_Input_

[START]

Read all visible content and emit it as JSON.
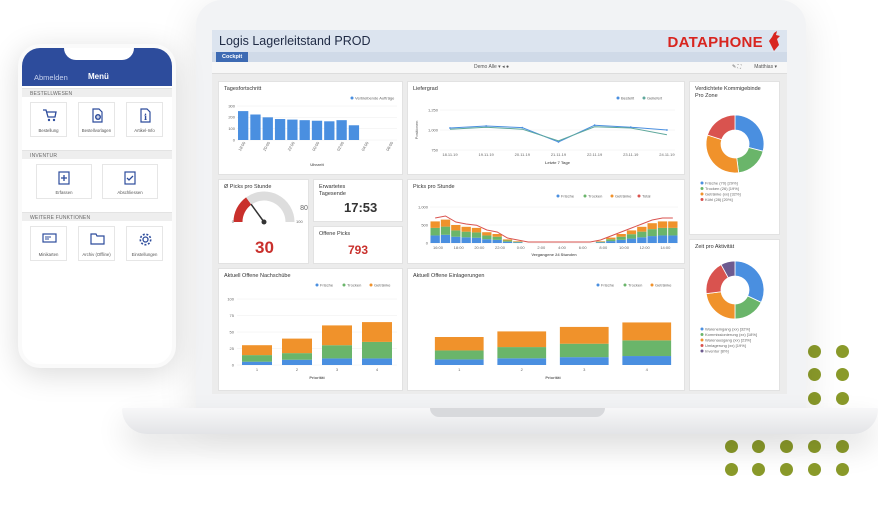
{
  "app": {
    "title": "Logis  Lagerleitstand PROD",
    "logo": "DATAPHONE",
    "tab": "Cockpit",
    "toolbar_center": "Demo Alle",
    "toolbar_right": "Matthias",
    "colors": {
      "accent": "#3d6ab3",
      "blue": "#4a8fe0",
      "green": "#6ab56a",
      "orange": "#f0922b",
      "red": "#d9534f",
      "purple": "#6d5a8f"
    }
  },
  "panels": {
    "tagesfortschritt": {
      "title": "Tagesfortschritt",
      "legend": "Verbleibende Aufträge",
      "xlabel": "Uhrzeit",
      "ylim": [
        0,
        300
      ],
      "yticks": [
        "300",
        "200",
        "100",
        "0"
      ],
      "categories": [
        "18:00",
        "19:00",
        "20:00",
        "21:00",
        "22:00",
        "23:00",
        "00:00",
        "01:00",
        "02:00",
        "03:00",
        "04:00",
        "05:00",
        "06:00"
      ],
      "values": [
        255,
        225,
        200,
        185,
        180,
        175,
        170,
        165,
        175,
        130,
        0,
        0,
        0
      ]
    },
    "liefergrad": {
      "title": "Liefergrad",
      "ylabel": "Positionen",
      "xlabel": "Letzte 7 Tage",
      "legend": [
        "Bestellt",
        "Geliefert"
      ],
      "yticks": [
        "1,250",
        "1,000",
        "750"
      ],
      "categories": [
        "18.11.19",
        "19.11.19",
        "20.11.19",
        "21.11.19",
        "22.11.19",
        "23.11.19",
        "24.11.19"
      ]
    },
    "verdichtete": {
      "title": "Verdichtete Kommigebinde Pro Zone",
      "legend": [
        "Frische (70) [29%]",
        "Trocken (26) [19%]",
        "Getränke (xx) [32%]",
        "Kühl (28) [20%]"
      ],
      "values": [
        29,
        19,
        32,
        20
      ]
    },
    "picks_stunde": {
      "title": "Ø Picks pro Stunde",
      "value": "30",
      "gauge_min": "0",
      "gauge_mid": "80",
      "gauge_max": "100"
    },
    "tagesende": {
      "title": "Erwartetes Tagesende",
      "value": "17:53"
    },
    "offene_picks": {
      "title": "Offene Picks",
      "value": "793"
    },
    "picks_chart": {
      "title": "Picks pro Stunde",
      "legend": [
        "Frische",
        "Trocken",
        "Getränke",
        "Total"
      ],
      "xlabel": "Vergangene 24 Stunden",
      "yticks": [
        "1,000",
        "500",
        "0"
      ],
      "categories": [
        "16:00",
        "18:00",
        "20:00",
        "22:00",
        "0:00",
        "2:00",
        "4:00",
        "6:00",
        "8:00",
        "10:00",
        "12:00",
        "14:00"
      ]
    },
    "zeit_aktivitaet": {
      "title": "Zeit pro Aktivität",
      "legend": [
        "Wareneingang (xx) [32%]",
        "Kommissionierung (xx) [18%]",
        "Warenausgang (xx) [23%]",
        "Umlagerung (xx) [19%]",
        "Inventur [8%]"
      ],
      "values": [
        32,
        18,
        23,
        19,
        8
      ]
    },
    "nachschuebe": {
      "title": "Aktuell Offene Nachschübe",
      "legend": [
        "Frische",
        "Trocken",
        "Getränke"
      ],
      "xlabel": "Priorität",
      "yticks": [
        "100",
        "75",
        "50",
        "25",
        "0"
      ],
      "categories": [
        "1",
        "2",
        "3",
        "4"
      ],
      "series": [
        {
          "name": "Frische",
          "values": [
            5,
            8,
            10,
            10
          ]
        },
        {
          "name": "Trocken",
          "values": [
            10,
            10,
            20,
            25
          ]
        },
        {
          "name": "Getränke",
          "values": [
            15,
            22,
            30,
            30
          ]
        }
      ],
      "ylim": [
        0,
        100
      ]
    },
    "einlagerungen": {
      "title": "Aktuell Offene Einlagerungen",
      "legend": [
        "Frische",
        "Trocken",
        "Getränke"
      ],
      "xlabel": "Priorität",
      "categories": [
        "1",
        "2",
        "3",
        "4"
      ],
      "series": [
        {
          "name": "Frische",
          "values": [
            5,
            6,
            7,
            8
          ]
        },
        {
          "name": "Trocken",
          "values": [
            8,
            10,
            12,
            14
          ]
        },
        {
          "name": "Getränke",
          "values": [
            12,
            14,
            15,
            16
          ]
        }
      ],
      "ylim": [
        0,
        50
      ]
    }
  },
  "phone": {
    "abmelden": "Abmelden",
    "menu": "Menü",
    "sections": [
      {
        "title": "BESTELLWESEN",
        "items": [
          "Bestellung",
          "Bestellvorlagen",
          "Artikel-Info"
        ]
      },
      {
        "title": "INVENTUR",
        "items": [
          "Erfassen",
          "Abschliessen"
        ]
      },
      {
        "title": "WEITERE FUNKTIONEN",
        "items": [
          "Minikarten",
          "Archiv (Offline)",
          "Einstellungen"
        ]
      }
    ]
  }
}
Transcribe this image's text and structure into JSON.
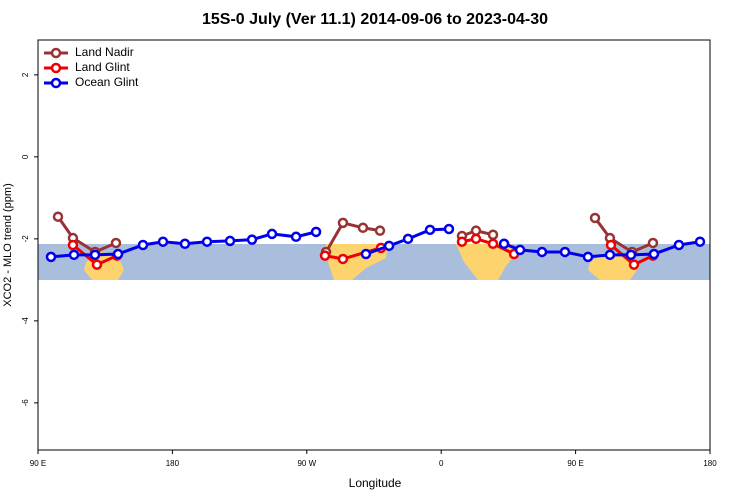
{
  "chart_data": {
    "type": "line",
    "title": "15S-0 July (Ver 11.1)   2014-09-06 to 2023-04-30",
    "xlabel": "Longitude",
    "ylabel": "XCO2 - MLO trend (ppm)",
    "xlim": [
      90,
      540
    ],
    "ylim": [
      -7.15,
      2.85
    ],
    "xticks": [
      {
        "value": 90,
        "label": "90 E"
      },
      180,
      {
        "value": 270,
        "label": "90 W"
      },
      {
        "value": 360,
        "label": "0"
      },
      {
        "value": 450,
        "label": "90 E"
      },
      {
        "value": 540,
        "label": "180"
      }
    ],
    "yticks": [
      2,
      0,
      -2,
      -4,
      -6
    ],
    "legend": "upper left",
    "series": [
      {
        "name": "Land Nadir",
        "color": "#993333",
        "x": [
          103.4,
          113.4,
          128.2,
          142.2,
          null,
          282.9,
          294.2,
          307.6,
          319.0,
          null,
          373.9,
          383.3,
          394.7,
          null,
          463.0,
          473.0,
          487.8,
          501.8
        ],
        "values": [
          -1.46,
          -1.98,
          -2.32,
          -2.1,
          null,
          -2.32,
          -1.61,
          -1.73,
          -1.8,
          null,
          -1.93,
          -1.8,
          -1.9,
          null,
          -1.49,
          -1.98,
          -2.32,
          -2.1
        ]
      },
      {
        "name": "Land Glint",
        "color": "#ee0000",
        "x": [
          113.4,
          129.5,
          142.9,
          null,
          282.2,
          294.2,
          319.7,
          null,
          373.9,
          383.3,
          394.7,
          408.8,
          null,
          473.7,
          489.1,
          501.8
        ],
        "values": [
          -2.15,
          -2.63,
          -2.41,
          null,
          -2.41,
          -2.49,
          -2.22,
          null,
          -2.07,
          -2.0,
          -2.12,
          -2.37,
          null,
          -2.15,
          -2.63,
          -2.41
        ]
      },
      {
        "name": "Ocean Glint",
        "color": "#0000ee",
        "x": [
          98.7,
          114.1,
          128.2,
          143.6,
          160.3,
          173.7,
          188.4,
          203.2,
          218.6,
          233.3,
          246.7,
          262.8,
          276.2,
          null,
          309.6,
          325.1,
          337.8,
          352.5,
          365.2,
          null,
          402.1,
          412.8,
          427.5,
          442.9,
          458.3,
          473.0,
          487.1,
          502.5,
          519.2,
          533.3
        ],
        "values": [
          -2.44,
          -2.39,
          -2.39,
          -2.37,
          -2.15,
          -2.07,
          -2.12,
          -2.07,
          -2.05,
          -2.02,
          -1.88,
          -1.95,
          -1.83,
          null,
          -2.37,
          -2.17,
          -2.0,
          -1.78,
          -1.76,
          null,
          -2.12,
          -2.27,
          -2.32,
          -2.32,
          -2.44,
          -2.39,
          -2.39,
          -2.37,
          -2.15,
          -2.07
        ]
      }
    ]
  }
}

[END]

_What is expected_
Select every line in the material above where the string "JSON" occurs, and copy it.

_Task answer_
Read all visible content and emit it as JSON.
Transcribe this image's text and structure into JSON.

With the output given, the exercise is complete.